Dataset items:
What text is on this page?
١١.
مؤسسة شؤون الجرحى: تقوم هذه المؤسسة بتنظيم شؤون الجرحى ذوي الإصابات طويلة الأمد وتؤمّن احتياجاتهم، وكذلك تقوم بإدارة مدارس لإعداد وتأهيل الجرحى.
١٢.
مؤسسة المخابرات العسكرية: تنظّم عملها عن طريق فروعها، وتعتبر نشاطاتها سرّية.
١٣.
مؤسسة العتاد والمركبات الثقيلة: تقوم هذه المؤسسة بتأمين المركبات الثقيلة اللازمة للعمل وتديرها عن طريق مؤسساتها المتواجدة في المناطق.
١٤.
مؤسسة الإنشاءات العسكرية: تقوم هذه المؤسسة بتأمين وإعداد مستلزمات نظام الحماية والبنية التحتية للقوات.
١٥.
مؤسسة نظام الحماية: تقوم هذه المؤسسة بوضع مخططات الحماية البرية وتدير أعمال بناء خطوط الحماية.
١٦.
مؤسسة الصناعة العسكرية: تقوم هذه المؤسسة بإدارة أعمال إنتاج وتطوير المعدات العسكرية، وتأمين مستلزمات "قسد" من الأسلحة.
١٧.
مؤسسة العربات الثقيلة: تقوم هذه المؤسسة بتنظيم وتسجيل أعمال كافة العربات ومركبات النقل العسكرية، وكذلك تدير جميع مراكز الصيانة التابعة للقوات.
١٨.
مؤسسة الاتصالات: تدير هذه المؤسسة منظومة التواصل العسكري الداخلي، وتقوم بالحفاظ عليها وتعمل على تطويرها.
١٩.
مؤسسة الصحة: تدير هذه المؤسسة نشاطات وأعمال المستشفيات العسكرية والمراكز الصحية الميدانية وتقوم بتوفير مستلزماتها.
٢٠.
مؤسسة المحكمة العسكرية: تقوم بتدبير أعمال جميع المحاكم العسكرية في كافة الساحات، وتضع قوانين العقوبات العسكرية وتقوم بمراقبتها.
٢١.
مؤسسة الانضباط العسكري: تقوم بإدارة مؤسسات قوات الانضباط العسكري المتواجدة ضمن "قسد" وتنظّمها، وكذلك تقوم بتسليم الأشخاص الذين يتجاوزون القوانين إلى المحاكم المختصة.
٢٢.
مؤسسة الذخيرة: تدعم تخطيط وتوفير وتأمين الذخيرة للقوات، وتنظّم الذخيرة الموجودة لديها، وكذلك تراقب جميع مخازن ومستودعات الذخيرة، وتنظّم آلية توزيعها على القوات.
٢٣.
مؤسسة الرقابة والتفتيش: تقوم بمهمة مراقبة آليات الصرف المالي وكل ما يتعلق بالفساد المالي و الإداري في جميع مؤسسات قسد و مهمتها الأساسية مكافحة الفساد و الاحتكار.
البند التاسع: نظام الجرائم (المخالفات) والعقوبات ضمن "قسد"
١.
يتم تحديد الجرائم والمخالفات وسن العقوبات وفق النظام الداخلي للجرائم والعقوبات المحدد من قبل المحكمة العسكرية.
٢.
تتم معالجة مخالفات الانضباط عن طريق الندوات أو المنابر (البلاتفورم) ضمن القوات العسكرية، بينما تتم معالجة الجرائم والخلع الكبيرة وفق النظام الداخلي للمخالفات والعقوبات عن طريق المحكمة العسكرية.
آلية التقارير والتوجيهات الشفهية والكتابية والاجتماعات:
==
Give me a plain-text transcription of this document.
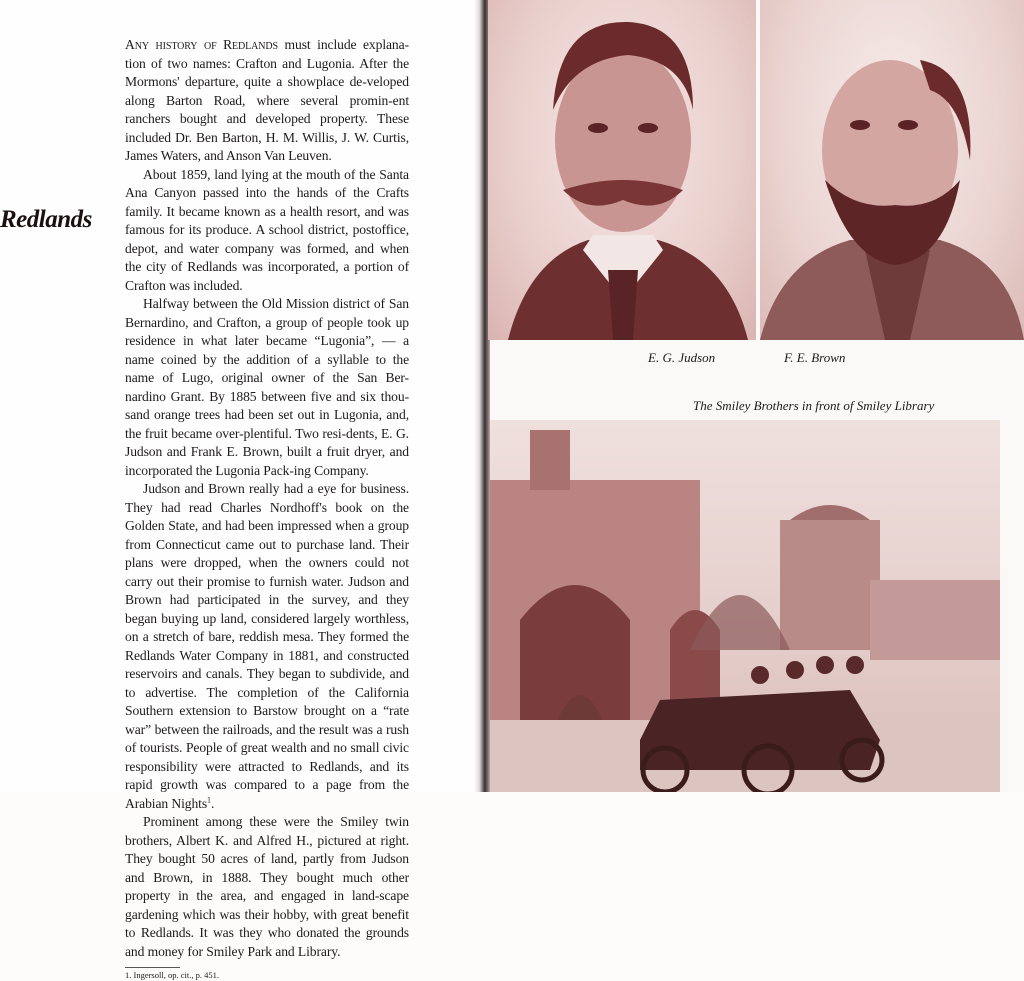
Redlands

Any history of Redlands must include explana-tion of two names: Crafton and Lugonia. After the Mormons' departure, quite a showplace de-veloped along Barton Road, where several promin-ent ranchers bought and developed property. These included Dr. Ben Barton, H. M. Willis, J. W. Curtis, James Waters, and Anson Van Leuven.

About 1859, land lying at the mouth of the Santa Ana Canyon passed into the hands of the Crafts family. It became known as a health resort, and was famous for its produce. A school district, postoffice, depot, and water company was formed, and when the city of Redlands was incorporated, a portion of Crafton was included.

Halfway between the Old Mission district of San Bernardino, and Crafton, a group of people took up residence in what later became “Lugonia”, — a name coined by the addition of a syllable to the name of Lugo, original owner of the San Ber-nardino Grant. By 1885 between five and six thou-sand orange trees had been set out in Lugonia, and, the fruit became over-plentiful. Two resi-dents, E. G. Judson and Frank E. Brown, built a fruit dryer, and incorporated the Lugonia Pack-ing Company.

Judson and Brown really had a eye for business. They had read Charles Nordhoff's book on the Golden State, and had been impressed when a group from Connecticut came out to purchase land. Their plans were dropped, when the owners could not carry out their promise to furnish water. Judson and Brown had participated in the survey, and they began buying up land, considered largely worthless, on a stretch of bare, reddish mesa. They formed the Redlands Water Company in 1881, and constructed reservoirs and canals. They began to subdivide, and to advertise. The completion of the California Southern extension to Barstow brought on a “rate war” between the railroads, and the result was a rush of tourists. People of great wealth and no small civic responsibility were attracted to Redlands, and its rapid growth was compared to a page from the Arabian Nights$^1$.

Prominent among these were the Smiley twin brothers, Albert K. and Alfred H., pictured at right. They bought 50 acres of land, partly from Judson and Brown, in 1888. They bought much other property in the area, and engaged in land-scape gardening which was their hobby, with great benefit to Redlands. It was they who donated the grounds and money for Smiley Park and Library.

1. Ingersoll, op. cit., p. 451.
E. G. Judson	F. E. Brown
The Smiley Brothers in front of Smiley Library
...
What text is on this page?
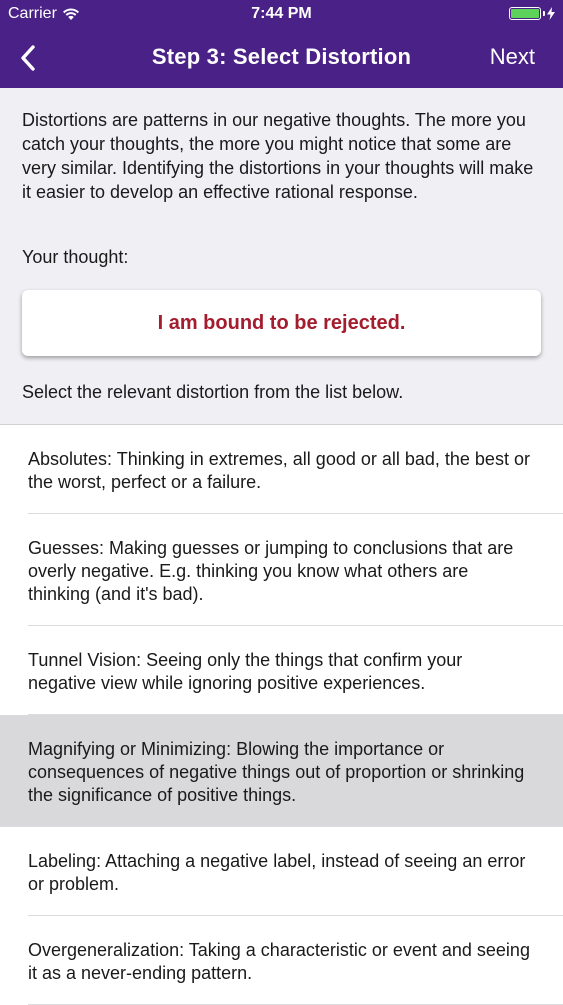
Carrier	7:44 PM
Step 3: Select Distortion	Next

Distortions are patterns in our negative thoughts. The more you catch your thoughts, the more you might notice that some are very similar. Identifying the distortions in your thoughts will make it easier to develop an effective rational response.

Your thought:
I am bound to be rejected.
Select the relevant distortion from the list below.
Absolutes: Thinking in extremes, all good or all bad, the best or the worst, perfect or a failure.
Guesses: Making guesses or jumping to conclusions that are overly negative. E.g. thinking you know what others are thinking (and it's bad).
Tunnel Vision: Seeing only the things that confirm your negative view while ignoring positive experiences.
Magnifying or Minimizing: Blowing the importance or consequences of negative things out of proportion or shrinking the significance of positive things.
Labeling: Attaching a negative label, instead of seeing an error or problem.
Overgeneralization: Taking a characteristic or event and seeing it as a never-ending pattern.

▸ **Problem requirements**:
Check all the records above and select each line where the string "district" is found.

▸ **Solution**:
About 1859, land lying at the mouth of the Santa Ana Canyon passed into the hands of the Crafts family. It became known as a health resort, and was famous for its produce. A school district, postoffice, depot, and water company was formed, and when the city of Redlands was incorporated, a portion of Crafton was included.
Halfway between the Old Mission district of San Bernardino, and Crafton, a group of people took up residence in what later became “Lugonia”, — a name coined by the addition of a syllable to the name of Lugo, original owner of the San Ber-nardino Grant. By 1885 between five and six thou-sand orange trees had been set out in Lugonia, and, the fruit became over-plentiful. Two resi-dents, E. G. Judson and Frank E. Brown, built a fruit dryer, and incorporated the Lugonia Pack-ing Company.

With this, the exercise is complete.